--- Records ---

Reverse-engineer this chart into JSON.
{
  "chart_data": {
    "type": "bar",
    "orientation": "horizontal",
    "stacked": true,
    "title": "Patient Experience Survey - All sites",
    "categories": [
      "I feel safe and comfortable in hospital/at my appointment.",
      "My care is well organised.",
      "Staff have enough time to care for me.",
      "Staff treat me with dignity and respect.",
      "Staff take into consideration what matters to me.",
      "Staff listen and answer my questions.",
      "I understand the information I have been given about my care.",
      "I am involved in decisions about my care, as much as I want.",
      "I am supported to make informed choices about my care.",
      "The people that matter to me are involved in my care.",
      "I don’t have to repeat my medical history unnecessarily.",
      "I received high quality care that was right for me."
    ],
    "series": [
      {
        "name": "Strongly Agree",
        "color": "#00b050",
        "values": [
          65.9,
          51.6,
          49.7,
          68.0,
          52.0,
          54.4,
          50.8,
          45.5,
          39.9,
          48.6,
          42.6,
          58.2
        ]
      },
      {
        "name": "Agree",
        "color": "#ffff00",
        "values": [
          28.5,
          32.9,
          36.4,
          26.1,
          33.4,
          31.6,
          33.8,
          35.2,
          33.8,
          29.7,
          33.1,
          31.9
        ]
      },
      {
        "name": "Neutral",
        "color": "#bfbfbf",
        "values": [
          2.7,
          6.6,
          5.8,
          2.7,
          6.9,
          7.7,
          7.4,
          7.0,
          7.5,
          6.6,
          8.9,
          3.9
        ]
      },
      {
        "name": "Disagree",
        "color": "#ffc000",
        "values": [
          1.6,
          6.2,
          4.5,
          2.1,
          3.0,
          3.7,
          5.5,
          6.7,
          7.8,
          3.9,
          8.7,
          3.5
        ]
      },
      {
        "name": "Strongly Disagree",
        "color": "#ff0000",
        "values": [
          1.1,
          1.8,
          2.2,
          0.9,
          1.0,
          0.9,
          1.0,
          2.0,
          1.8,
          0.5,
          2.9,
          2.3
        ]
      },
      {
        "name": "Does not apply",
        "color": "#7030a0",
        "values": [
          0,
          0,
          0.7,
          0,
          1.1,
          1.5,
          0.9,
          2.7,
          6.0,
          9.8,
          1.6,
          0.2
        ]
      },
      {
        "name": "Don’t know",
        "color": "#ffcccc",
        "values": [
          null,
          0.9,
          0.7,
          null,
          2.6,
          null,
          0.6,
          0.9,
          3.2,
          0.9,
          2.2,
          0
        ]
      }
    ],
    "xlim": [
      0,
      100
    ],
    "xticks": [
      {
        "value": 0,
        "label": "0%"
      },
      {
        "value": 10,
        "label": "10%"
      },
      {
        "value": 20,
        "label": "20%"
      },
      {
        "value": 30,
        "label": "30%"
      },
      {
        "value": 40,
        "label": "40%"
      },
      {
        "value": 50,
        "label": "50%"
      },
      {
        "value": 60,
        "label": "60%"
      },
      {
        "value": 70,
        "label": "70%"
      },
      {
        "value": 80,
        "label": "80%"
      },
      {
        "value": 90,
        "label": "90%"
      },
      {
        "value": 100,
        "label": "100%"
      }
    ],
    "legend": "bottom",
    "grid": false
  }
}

--- What the task requires ---
Copy all the lines, exactly.

--- Answer to this exercise ---
Reverse-engineer this chart into JSON.
{
  "chart_data": {
    "type": "bar",
    "orientation": "horizontal",
    "stacked": true,
    "title": "Patient Experience Survey - All sites",
    "categories": [
      "I feel safe and comfortable in hospital/at my appointment.",
      "My care is well organised.",
      "Staff have enough time to care for me.",
      "Staff treat me with dignity and respect.",
      "Staff take into consideration what matters to me.",
      "Staff listen and answer my questions.",
      "I understand the information I have been given about my care.",
      "I am involved in decisions about my care, as much as I want.",
      "I am supported to make informed choices about my care.",
      "The people that matter to me are involved in my care.",
      "I don’t have to repeat my medical history unnecessarily.",
      "I received high quality care that was right for me."
    ],
    "series": [
      {
        "name": "Strongly Agree",
        "color": "#00b050",
        "values": [
          65.9,
          51.6,
          49.7,
          68.0,
          52.0,
          54.4,
          50.8,
          45.5,
          39.9,
          48.6,
          42.6,
          58.2
        ]
      },
      {
        "name": "Agree",
        "color": "#ffff00",
        "values": [
          28.5,
          32.9,
          36.4,
          26.1,
          33.4,
          31.6,
          33.8,
          35.2,
          33.8,
          29.7,
          33.1,
          31.9
        ]
      },
      {
        "name": "Neutral",
        "color": "#bfbfbf",
        "values": [
          2.7,
          6.6,
          5.8,
          2.7,
          6.9,
          7.7,
          7.4,
          7.0,
          7.5,
          6.6,
          8.9,
          3.9
        ]
      },
      {
        "name": "Disagree",
        "color": "#ffc000",
        "values": [
          1.6,
          6.2,
          4.5,
          2.1,
          3.0,
          3.7,
          5.5,
          6.7,
          7.8,
          3.9,
          8.7,
          3.5
        ]
      },
      {
        "name": "Strongly Disagree",
        "color": "#ff0000",
        "values": [
          1.1,
          1.8,
          2.2,
          0.9,
          1.0,
          0.9,
          1.0,
          2.0,
          1.8,
          0.5,
          2.9,
          2.3
        ]
      },
      {
        "name": "Does not apply",
        "color": "#7030a0",
        "values": [
          0,
          0,
          0.7,
          0,
          1.1,
          1.5,
          0.9,
          2.7,
          6.0,
          9.8,
          1.6,
          0.2
        ]
      },
      {
        "name": "Don’t know",
        "color": "#ffcccc",
        "values": [
          null,
          0.9,
          0.7,
          null,
          2.6,
          null,
          0.6,
          0.9,
          3.2,
          0.9,
          2.2,
          0
        ]
      }
    ],
    "xlim": [
      0,
      100
    ],
    "xticks": [
      {
        "value": 0,
        "label": "0%"
      },
      {
        "value": 10,
        "label": "10%"
      },
      {
        "value": 20,
        "label": "20%"
      },
      {
        "value": 30,
        "label": "30%"
      },
      {
        "value": 40,
        "label": "40%"
      },
      {
        "value": 50,
        "label": "50%"
      },
      {
        "value": 60,
        "label": "60%"
      },
      {
        "value": 70,
        "label": "70%"
      },
      {
        "value": 80,
        "label": "80%"
      },
      {
        "value": 90,
        "label": "90%"
      },
      {
        "value": 100,
        "label": "100%"
      }
    ],
    "legend": "bottom",
    "grid": false
  }
}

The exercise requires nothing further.